## [Exercise instructions]
Extract the whole listing as it stands. Do not include the pictures.

## [Record extracts]
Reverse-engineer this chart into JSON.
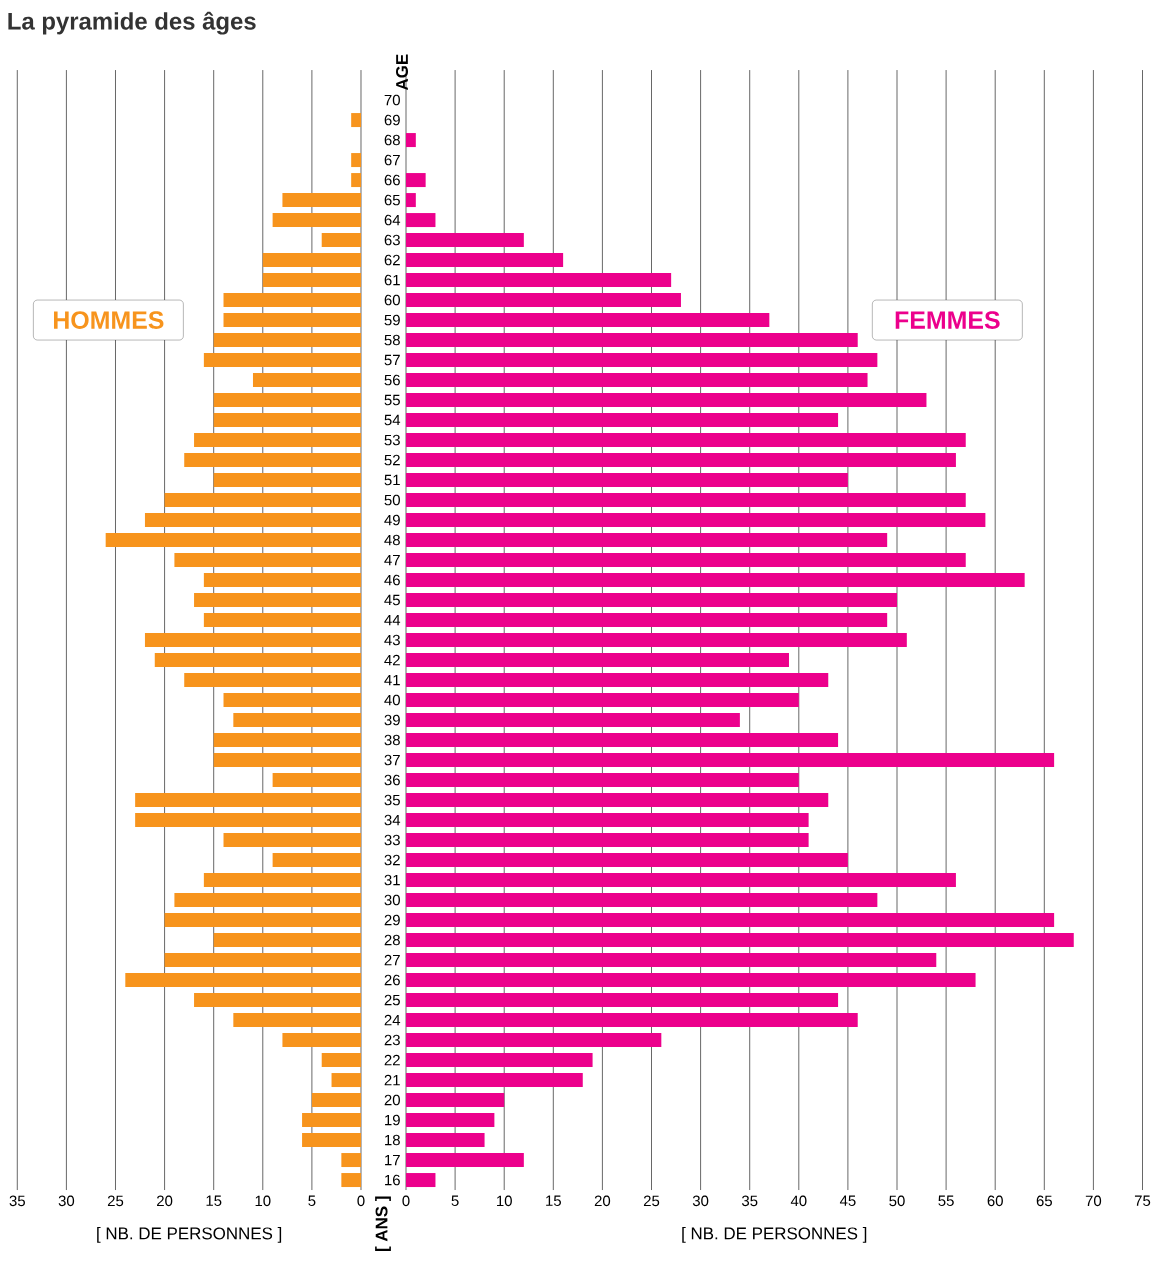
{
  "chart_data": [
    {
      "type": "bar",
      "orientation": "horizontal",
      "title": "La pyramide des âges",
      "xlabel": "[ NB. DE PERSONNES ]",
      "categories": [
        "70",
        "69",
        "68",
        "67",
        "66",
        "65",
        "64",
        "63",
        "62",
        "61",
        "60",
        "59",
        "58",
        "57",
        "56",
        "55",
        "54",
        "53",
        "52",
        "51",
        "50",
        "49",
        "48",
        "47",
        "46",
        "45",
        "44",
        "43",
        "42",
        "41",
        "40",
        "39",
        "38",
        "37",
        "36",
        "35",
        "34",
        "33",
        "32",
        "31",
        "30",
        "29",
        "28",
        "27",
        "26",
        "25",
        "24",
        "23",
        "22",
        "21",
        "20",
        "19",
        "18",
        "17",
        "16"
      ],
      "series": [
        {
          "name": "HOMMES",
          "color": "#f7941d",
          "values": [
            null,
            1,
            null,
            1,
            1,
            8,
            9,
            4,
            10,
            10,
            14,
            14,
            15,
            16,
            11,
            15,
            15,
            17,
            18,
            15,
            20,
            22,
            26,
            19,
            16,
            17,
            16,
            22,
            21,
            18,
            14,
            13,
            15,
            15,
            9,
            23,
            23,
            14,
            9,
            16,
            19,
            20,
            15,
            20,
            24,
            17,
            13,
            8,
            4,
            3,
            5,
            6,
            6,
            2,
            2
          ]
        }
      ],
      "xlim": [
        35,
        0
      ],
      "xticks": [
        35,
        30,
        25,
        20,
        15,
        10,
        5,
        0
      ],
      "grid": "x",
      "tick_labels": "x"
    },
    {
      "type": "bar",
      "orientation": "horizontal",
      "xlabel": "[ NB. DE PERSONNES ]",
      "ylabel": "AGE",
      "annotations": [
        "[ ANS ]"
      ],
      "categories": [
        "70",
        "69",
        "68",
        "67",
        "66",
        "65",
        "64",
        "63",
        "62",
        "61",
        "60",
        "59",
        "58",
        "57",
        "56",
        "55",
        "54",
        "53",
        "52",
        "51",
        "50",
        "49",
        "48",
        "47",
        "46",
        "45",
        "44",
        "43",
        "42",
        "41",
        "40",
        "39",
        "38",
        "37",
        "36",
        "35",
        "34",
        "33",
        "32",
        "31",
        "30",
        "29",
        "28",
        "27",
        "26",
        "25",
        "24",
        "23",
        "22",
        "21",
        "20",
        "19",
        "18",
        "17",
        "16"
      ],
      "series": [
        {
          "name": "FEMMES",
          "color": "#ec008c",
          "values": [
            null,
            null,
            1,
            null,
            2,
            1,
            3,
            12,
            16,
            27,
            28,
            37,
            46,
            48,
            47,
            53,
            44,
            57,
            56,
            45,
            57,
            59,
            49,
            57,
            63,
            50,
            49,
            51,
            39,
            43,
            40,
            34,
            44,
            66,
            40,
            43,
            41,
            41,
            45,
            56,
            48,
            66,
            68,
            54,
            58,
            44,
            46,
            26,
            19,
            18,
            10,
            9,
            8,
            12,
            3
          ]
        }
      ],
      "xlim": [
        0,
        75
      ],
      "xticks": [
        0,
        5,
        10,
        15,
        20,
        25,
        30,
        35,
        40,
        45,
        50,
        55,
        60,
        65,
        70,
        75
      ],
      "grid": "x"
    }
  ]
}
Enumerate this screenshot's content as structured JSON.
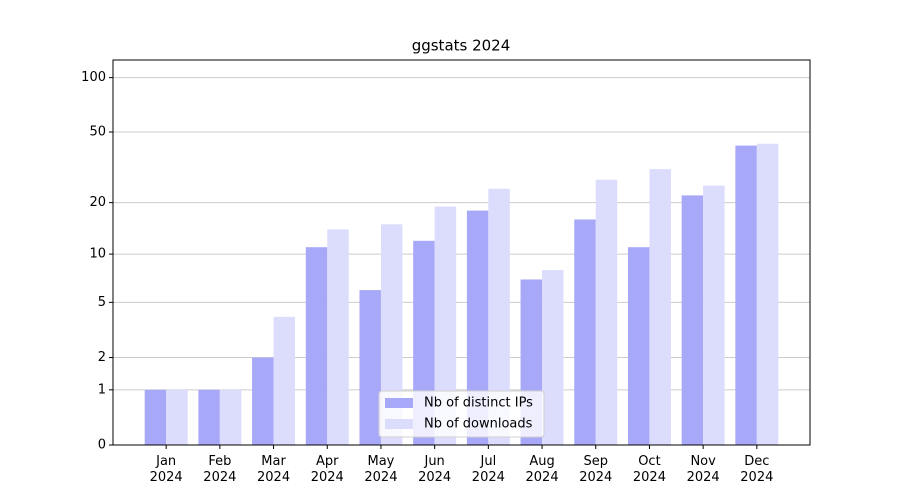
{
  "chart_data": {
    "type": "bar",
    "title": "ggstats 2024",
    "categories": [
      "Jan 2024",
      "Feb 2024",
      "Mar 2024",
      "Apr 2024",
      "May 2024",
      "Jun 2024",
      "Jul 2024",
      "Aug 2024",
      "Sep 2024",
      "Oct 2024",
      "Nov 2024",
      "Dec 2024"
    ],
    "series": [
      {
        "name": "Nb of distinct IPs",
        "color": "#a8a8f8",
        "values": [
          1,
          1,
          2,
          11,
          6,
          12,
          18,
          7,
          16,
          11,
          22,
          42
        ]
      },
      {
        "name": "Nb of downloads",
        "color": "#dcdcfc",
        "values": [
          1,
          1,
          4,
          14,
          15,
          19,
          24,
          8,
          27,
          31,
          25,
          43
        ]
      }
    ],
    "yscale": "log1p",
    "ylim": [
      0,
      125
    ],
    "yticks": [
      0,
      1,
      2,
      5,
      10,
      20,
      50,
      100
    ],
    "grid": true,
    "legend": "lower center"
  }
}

## [Response for this exercise]
Reverse-engineer this chart into JSON.
{
  "chart_data": [
    {
      "type": "bar",
      "orientation": "horizontal",
      "title": "La pyramide des âges",
      "xlabel": "[ NB. DE PERSONNES ]",
      "categories": [
        "70",
        "69",
        "68",
        "67",
        "66",
        "65",
        "64",
        "63",
        "62",
        "61",
        "60",
        "59",
        "58",
        "57",
        "56",
        "55",
        "54",
        "53",
        "52",
        "51",
        "50",
        "49",
        "48",
        "47",
        "46",
        "45",
        "44",
        "43",
        "42",
        "41",
        "40",
        "39",
        "38",
        "37",
        "36",
        "35",
        "34",
        "33",
        "32",
        "31",
        "30",
        "29",
        "28",
        "27",
        "26",
        "25",
        "24",
        "23",
        "22",
        "21",
        "20",
        "19",
        "18",
        "17",
        "16"
      ],
      "series": [
        {
          "name": "HOMMES",
          "color": "#f7941d",
          "values": [
            null,
            1,
            null,
            1,
            1,
            8,
            9,
            4,
            10,
            10,
            14,
            14,
            15,
            16,
            11,
            15,
            15,
            17,
            18,
            15,
            20,
            22,
            26,
            19,
            16,
            17,
            16,
            22,
            21,
            18,
            14,
            13,
            15,
            15,
            9,
            23,
            23,
            14,
            9,
            16,
            19,
            20,
            15,
            20,
            24,
            17,
            13,
            8,
            4,
            3,
            5,
            6,
            6,
            2,
            2
          ]
        }
      ],
      "xlim": [
        35,
        0
      ],
      "xticks": [
        35,
        30,
        25,
        20,
        15,
        10,
        5,
        0
      ],
      "grid": "x",
      "tick_labels": "x"
    },
    {
      "type": "bar",
      "orientation": "horizontal",
      "xlabel": "[ NB. DE PERSONNES ]",
      "ylabel": "AGE",
      "annotations": [
        "[ ANS ]"
      ],
      "categories": [
        "70",
        "69",
        "68",
        "67",
        "66",
        "65",
        "64",
        "63",
        "62",
        "61",
        "60",
        "59",
        "58",
        "57",
        "56",
        "55",
        "54",
        "53",
        "52",
        "51",
        "50",
        "49",
        "48",
        "47",
        "46",
        "45",
        "44",
        "43",
        "42",
        "41",
        "40",
        "39",
        "38",
        "37",
        "36",
        "35",
        "34",
        "33",
        "32",
        "31",
        "30",
        "29",
        "28",
        "27",
        "26",
        "25",
        "24",
        "23",
        "22",
        "21",
        "20",
        "19",
        "18",
        "17",
        "16"
      ],
      "series": [
        {
          "name": "FEMMES",
          "color": "#ec008c",
          "values": [
            null,
            null,
            1,
            null,
            2,
            1,
            3,
            12,
            16,
            27,
            28,
            37,
            46,
            48,
            47,
            53,
            44,
            57,
            56,
            45,
            57,
            59,
            49,
            57,
            63,
            50,
            49,
            51,
            39,
            43,
            40,
            34,
            44,
            66,
            40,
            43,
            41,
            41,
            45,
            56,
            48,
            66,
            68,
            54,
            58,
            44,
            46,
            26,
            19,
            18,
            10,
            9,
            8,
            12,
            3
          ]
        }
      ],
      "xlim": [
        0,
        75
      ],
      "xticks": [
        0,
        5,
        10,
        15,
        20,
        25,
        30,
        35,
        40,
        45,
        50,
        55,
        60,
        65,
        70,
        75
      ],
      "grid": "x"
    }
  ]
}
Enumerate this screenshot's content as structured JSON.
{
  "chart_data": {
    "type": "bar",
    "title": "ggstats 2024",
    "categories": [
      "Jan 2024",
      "Feb 2024",
      "Mar 2024",
      "Apr 2024",
      "May 2024",
      "Jun 2024",
      "Jul 2024",
      "Aug 2024",
      "Sep 2024",
      "Oct 2024",
      "Nov 2024",
      "Dec 2024"
    ],
    "series": [
      {
        "name": "Nb of distinct IPs",
        "color": "#a8a8f8",
        "values": [
          1,
          1,
          2,
          11,
          6,
          12,
          18,
          7,
          16,
          11,
          22,
          42
        ]
      },
      {
        "name": "Nb of downloads",
        "color": "#dcdcfc",
        "values": [
          1,
          1,
          4,
          14,
          15,
          19,
          24,
          8,
          27,
          31,
          25,
          43
        ]
      }
    ],
    "yscale": "log1p",
    "ylim": [
      0,
      125
    ],
    "yticks": [
      0,
      1,
      2,
      5,
      10,
      20,
      50,
      100
    ],
    "grid": true,
    "legend": "lower center"
  }
}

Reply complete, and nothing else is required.